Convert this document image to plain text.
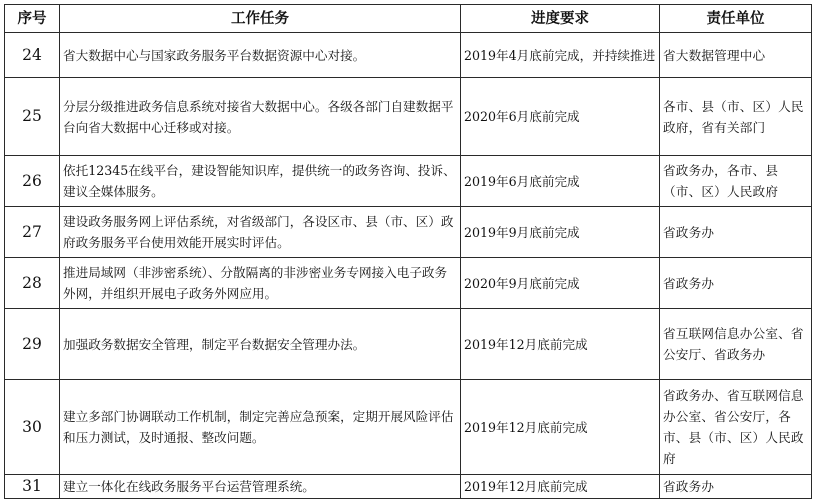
序号	工作任务	进度要求	责任单位
24	省大数据中心与国家政务服务平台数据资源中心对接。	2019年4月底前完成，并持续推进	省大数据管理中心
25	分层分级推进政务信息系统对接省大数据中心。各级各部门自建数据平台向省大数据中心迁移或对接。	2020年6月底前完成	各市、县（市、区）人民政府，省有关部门
26	依托12345在线平台，建设智能知识库，提供统一的政务咨询、投诉、建议全媒体服务。	2019年6月底前完成	省政务办，各市、县（市、区）人民政府
27	建设政务服务网上评估系统，对省级部门，各设区市、县（市、区）政府政务服务平台使用效能开展实时评估。	2019年9月底前完成	省政务办
28	推进局域网（非涉密系统）、分散隔离的非涉密业务专网接入电子政务外网，并组织开展电子政务外网应用。	2020年9月底前完成	省政务办
29	加强政务数据安全管理，制定平台数据安全管理办法。	2019年12月底前完成	省互联网信息办公室、省公安厅、省政务办
30	建立多部门协调联动工作机制，制定完善应急预案，定期开展风险评估和压力测试，及时通报、整改问题。	2019年12月底前完成	省政务办、省互联网信息办公室、省公安厅，各市、县（市、区）人民政府
31	建立一体化在线政务服务平台运营管理系统。	2019年12月底前完成	省政务办
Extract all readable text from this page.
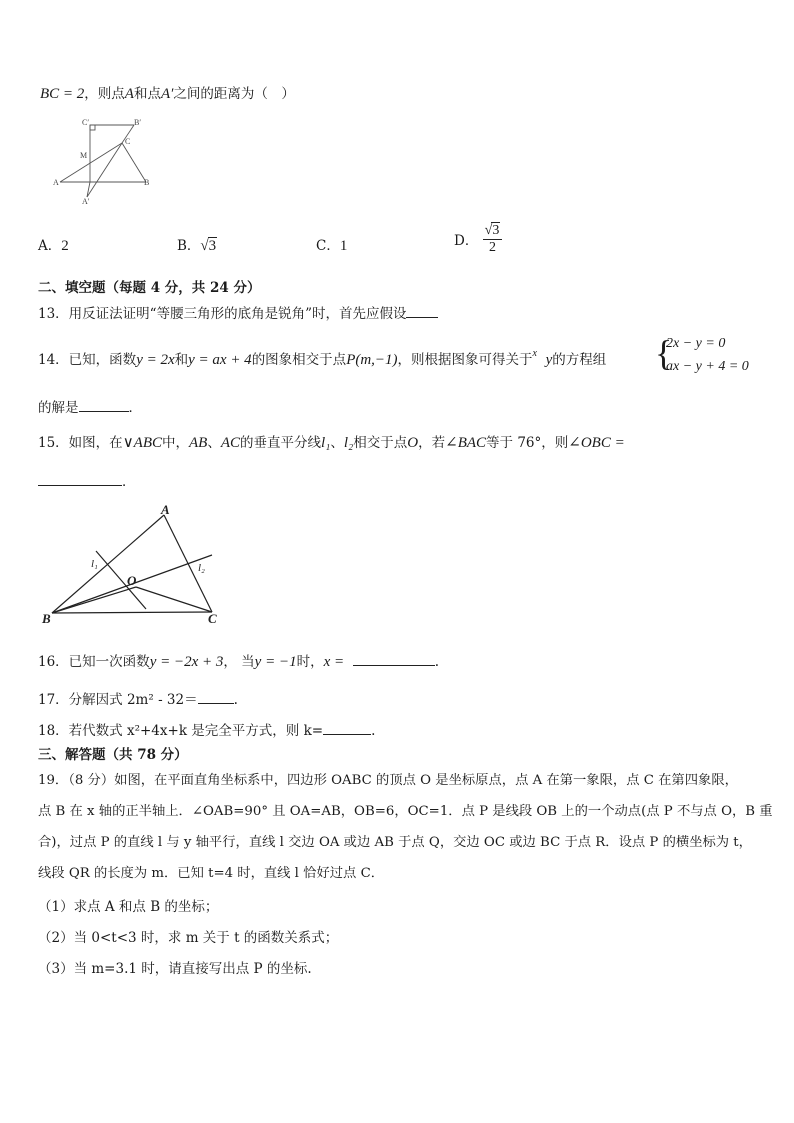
BC = 2，则点A和点A′之间的距离为（　）
C′	B′
C
M
A	B
A′
A．2	B．√3	C．1	D． $\frac{√3}{2}$
二、填空题（每题 4 分，共 24 分）
13．用反证法证明“等腰三角形的底角是锐角”时，首先应假设
14．已知，函数y = 2x和y = ax + 4的图象相交于点P(m,−1)，则根据图象可得关于$^x$ y的方程组 {
2x − y = 0
ax − y + 4 = 0
的解是	．
15．如图，在∨ABC中，AB、AC的垂直平分线l₁、l₂相交于点O，若∠BAC等于 76°，则∠OBC =
．
A
B	C
O
l₁	l₂
16．已知一次函数y = −2x + 3， 当y = −1时，x =	.
17．分解因式 2m² - 32＝	.
18．若代数式 x²+4x+k 是完全平方式，则 k=	.
三、解答题（共 78 分）
19．（8 分）如图，在平面直角坐标系中，四边形 OABC 的顶点 O 是坐标原点，点 A 在第一象限，点 C 在第四象限，
点 B 在 x 轴的正半轴上．∠OAB=90° 且 OA=AB，OB=6，OC=1．点 P 是线段 OB 上的一个动点(点 P 不与点 O，B 重
合)，过点 P 的直线 l 与 y 轴平行，直线 l 交边 OA 或边 AB 于点 Q，交边 OC 或边 BC 于点 R．设点 P 的横坐标为 t，
线段 QR 的长度为 m．已知 t=4 时，直线 l 恰好过点 C．
（1）求点 A 和点 B 的坐标；
（2）当 0<t<3 时，求 m 关于 t 的函数关系式；
（3）当 m=3.1 时，请直接写出点 P 的坐标.
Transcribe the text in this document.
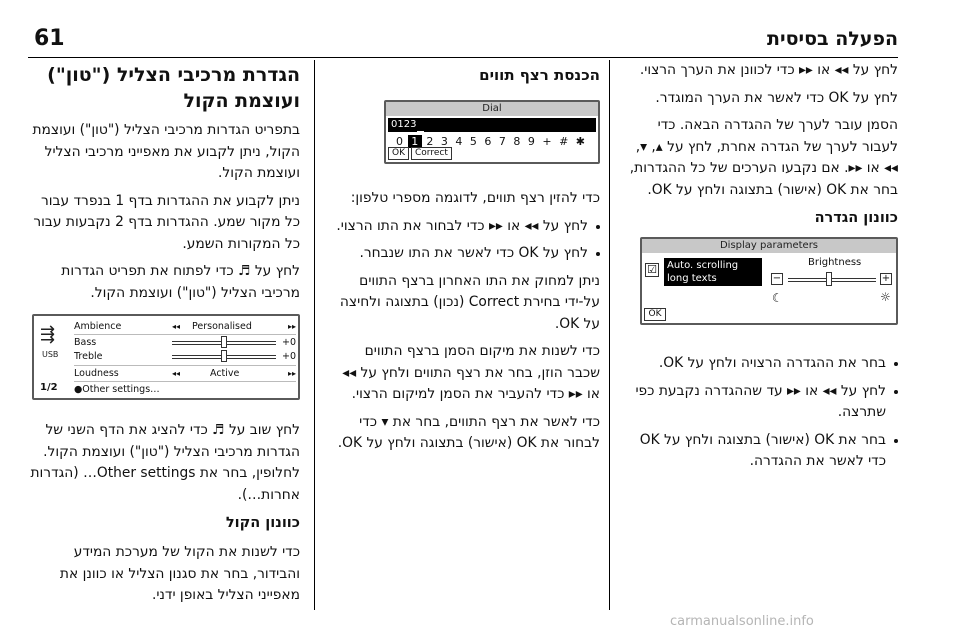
61	הפעלה בסיסית

לחץ על ◂◂ או ▸▸ כדי לכוונן את הערך הרצוי.

לחץ על OK כדי לאשר את הערך המוגדר.

הסמן עובר לערך של ההגדרה הבאה. כדי לעבור לערך של הגדרה אחרת, לחץ על ▴, ▾, ◂◂ או ▸▸. אם נקבעו הערכים של כל ההגדרות, בחר את OK (אישור) בתצוגה ולחץ על OK.

כוונון הגדרה
Display parameters
☑ Auto. scrolling
long texts
Brightness
−	+
☾	☼
OK
בחר את ההגדרה הרצויה ולחץ על OK.
לחץ על ◂◂ או ▸▸ עד שההגדרה נקבעת כפי שתרצה.
בחר את OK (אישור) בתצוגה ולחץ על OK כדי לאשר את ההגדרה.
הכנסת רצף תווים
Dial
0123
0 1 2 3 4 5 6 7 8 9 + # ✱
OK	Correct

כדי להזין רצף תווים, לדוגמה מספרי טלפון:

לחץ על ◂◂ או ▸▸ כדי לבחור את התו הרצוי.
לחץ על OK כדי לאשר את התו שנבחר.

ניתן למחוק את התו האחרון ברצף התווים על-ידי בחירת Correct (נכון) בתצוגה ולחיצה על OK.

כדי לשנות את מיקום הסמן ברצף התווים שכבר הוזן, בחר את רצף התווים ולחץ על ◂◂ או ▸▸ כדי להעביר את הסמן למיקום הרצוי.

כדי לאשר את רצף התווים, בחר את ▾ כדי לבחור את OK (אישור) בתצוגה ולחץ על OK.

הגדרת מרכיבי הצליל ("טון") ועוצמת הקול

בתפריט הגדרות מרכיבי הצליל ("טון") ועוצמת הקול, ניתן לקבוע את מאפייני מרכיבי הצליל ועוצמת הקול.

ניתן לקבוע את ההגדרות בדף 1 בנפרד עבור כל מקור שמע. ההגדרות בדף 2 נקבעות עבור כל המקורות השמע.

לחץ על ♬ כדי לפתוח את תפריט הגדרות מרכיבי הצליל ("טון") ועוצמת הקול.

⇶
USB
1/2
Ambience	◂◂ Personalised	▸▸
Bass	+0
Treble	+0
Loudness	◂◂	Active	▸▸
●Other settings…

לחץ שוב על ♬ כדי להציג את הדף השני של הגדרות מרכיבי הצליל ("טון") ועוצמת הקול. לחלופין, בחר את Other settings… (הגדרות אחרות…).

כוונון הקול

כדי לשנות את הקול של מערכת המידע והבידור, בחר את סגנון הצליל או כוונן את מאפייני הצליל באופן ידני.

carmanualsonline.info
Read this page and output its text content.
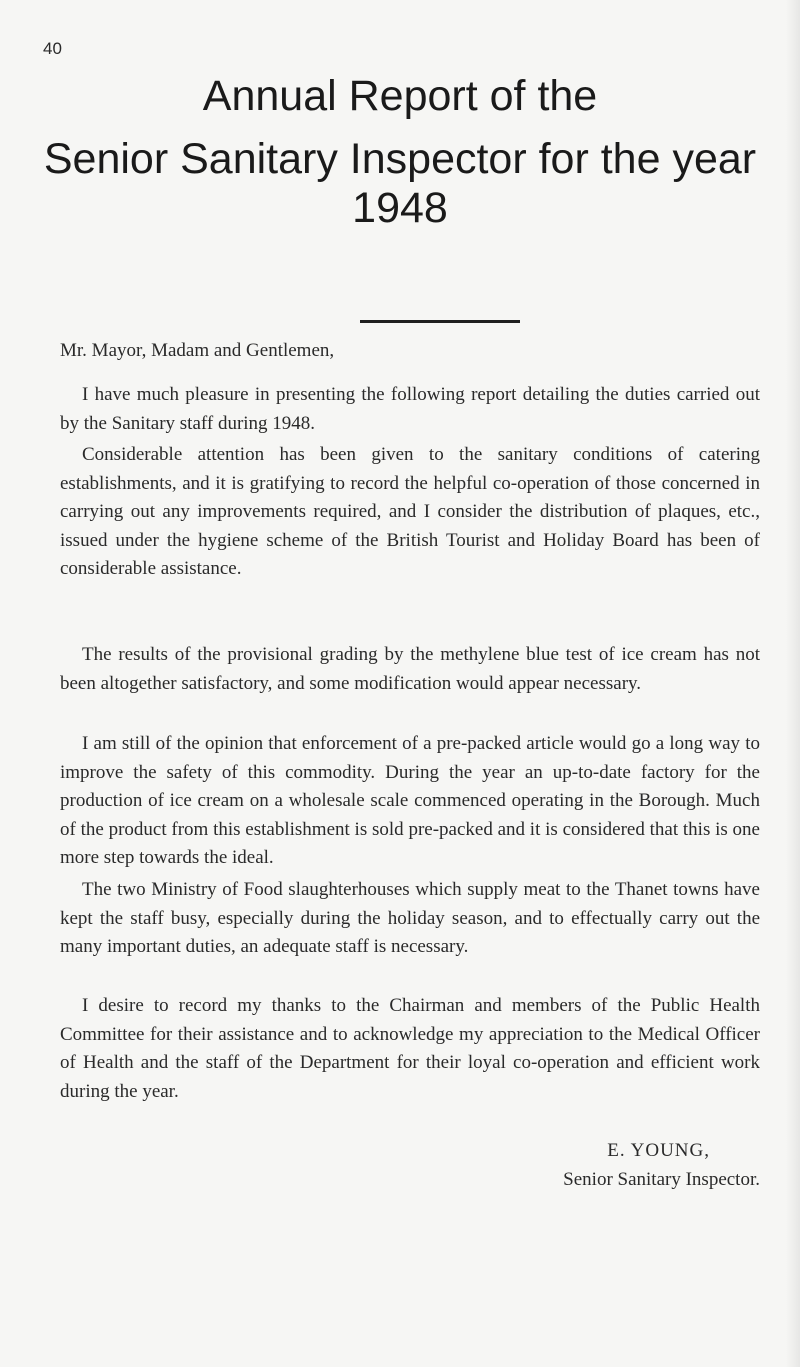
40
Annual Report of the
Senior Sanitary Inspector for the year 1948

Mr. Mayor, Madam and Gentlemen,

I have much pleasure in presenting the following report detailing the duties carried out by the Sanitary staff during 1948.

Considerable attention has been given to the sanitary conditions of catering establishments, and it is gratifying to record the helpful co-operation of those concerned in carrying out any improvements required, and I consider the distribution of plaques, etc., issued under the hygiene scheme of the British Tourist and Holiday Board has been of considerable assistance.

The results of the provisional grading by the methylene blue test of ice cream has not been altogether satisfactory, and some modification would appear necessary.

I am still of the opinion that enforcement of a pre-packed article would go a long way to improve the safety of this commodity. During the year an up-to-date factory for the production of ice cream on a wholesale scale commenced operating in the Borough. Much of the product from this establishment is sold pre-packed and it is considered that this is one more step towards the ideal.

The two Ministry of Food slaughterhouses which supply meat to the Thanet towns have kept the staff busy, especially during the holiday season, and to effectually carry out the many important duties, an adequate staff is necessary.

I desire to record my thanks to the Chairman and members of the Public Health Committee for their assistance and to acknowledge my appreciation to the Medical Officer of Health and the staff of the Department for their loyal co-operation and efficient work during the year.

E. YOUNG,
Senior Sanitary Inspector.
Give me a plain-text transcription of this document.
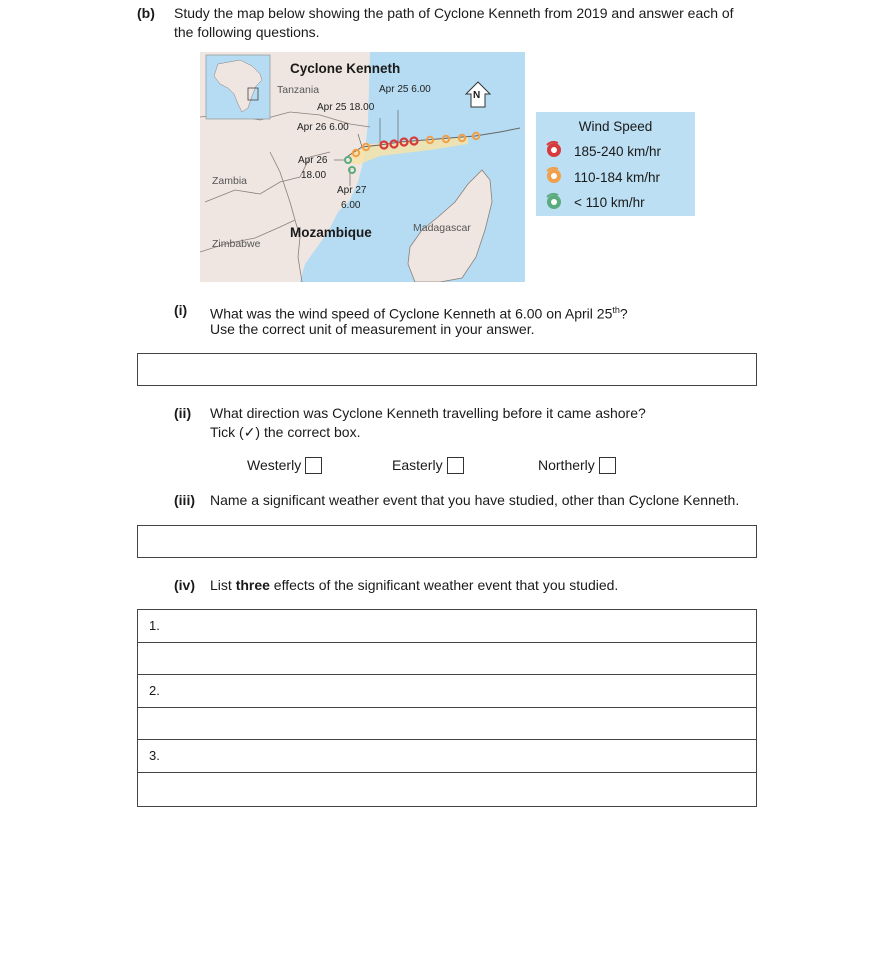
(b) Study the map below showing the path of Cyclone Kenneth from 2019 and answer each of
the following questions.
Cyclone Kenneth
Tanzania	Apr 25 6.00
Apr 25 18.00
Apr 26 6.00
Apr 26
18.00
Apr 27
6.00
Zambia
Zimbabwe
Mozambique	Madagascar
N
Wind Speed
185-240 km/hr
110-184 km/hr
< 110 km/hr
(i) What was the wind speed of Cyclone Kenneth at 6.00 on April 25th?
Use the correct unit of measurement in your answer.
(ii) What direction was Cyclone Kenneth travelling before it came ashore?
Tick (✓) the correct box.
Westerly	Easterly	Northerly
(iii) Name a significant weather event that you have studied, other than Cyclone Kenneth.
(iv) List three effects of the significant weather event that you studied.
1.
2.
3.
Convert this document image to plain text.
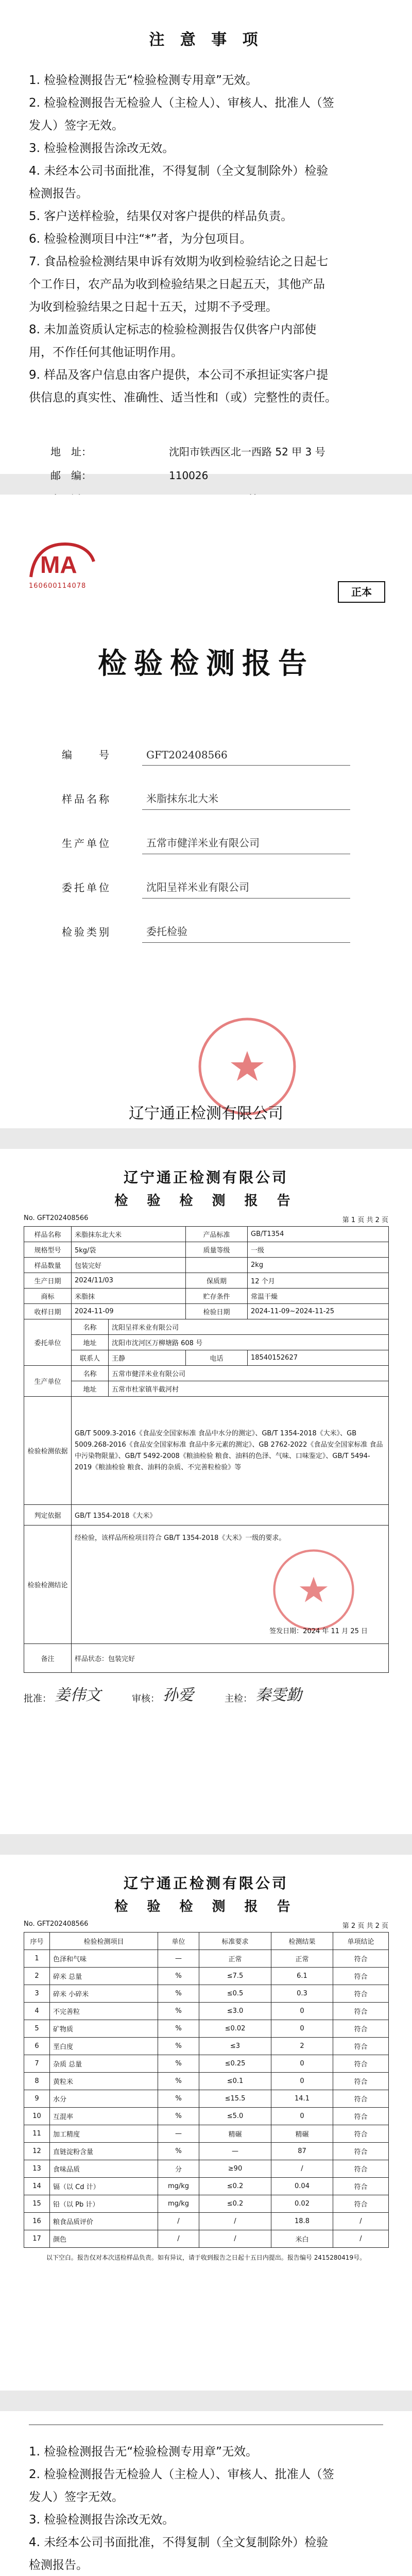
注 意 事 项
1. 检验检测报告无“检验检测专用章”无效。
2. 检验检测报告无检验人（主检人）、审核人、批准人（签
发人）签字无效。
3. 检验检测报告涂改无效。
4. 未经本公司书面批准，不得复制（全文复制除外）检验
检测报告。
5. 客户送样检验，结果仅对客户提供的样品负责。
6. 检验检测项目中注“*”者，为分包项目。
7. 食品检验检测结果申诉有效期为收到检验结论之日起七
个工作日，农产品为收到检验结果之日起五天，其他产品
为收到检验结果之日起十五天，过期不予受理。
8. 未加盖资质认定标志的检验检测报告仅供客户内部使
用，不作任何其他证明作用。
9. 样品及客户信息由客户提供，本公司不承担证实客户提
供信息的真实性、准确性、适当性和（或）完整性的责任。
地　址：	沈阳市铁西区北一西路 52 甲 3 号
邮　编：	110026
MA
160600114078	正本
检验检测报告
编　　号	GFT202408566
样品名称	米脂抹东北大米
生产单位	五常市健洋米业有限公司
委托单位	沈阳呈祥米业有限公司
检验类别	委托检验
辽宁通正检测有限公司
辽宁通正检测有限公司
检 验 检 测 报 告
No. GFT202408566	第 1 页 共 2 页
样品名称	米脂抹东北大米		产品标准	GB/T1354
规格型号	5kg/袋		质量等级	一级
样品数量	包装完好			2kg
生产日期	2024/11/03		保质期	12 个月
商标	米脂抹		贮存条件	常温干燥
收样日期	2024-11-09		检验日期	2024-11-09~2024-11-25
委托单位	名称	沈阳呈祥米业有限公司		
	地址	沈阳市沈河区万柳塘路 608 号		
	联系人	王静	电话	18540152627
生产单位	名称	五常市健洋米业有限公司		
	地址	五常市杜家镇半截河村		
检验检测依据	GB/T 5009.3-2016《食品安全国家标准 食品中水分的测定》、GB/T 1354-2018《大米》、GB 5009.268-2016《食品安全国家标准 食品中多元素的测定》、GB 2762-2022《食品安全国家标准 食品中污染物限量》、GB/T 5492-2008《粮油检验 粮食、油料的色泽、气味、口味鉴定》、GB/T 5494-2019《粮油检验 粮食、油料的杂质、不完善粒检验》等			
判定依据	GB/T 1354-2018《大米》			
检验检测结论	经检验，该样品所检项目符合 GB/T 1354-2018《大米》一级的要求。
签发日期：2024 年 11 月 25 日			

备注	样品状态：包装完好			
批准： 姜伟文	审核： 孙爱	主检： 秦雯勤
辽宁通正检测有限公司
检 验 检 测 报 告
No. GFT202408566	第 2 页 共 2 页
序号	检验检测项目	单位	标准要求	检测结果	单项结论
1	色泽和气味	—	正常	正常	符合
2	碎米 总量	%	≤7.5	6.1	符合
3	碎米 小碎米	%	≤0.5	0.3	符合
4	不完善粒	%	≤3.0	0	符合
5	矿物质	%	≤0.02	0	符合
6	垩白度	%	≤3	2	符合
7	杂质 总量	%	≤0.25	0	符合
8	黄粒米	%	≤0.1	0	符合
9	水分	%	≤15.5	14.1	符合
10	互混率	%	≤5.0	0	符合
11	加工精度	—	精碾	精碾	符合
12	直链淀粉含量	%	—	87	符合
13	食味品质	分	≥90	/	符合
14	镉（以 Cd 计）	mg/kg	≤0.2	0.04	符合
15	铅（以 Pb 计）	mg/kg	≤0.2	0.02	符合
16	粮食品质评价	/	/	18.8	/
17	颜色	/	/	米白	/
以下空白。报告仅对本次送检样品负责。如有异议，请于收到报告之日起十五日内提出。报告编号 2415280419号。
1. 检验检测报告无“检验检测专用章”无效。
2. 检验检测报告无检验人（主检人）、审核人、批准人（签
发人）签字无效。
3. 检验检测报告涂改无效。
4. 未经本公司书面批准，不得复制（全文复制除外）检验
检测报告。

> **Given instruction**
Which lines include "following"? Copy each of them out.

> **Response**
I have much pleasure in presenting the following report detailing the duties carried out by the Sanitary staff during 1948.
the following questions.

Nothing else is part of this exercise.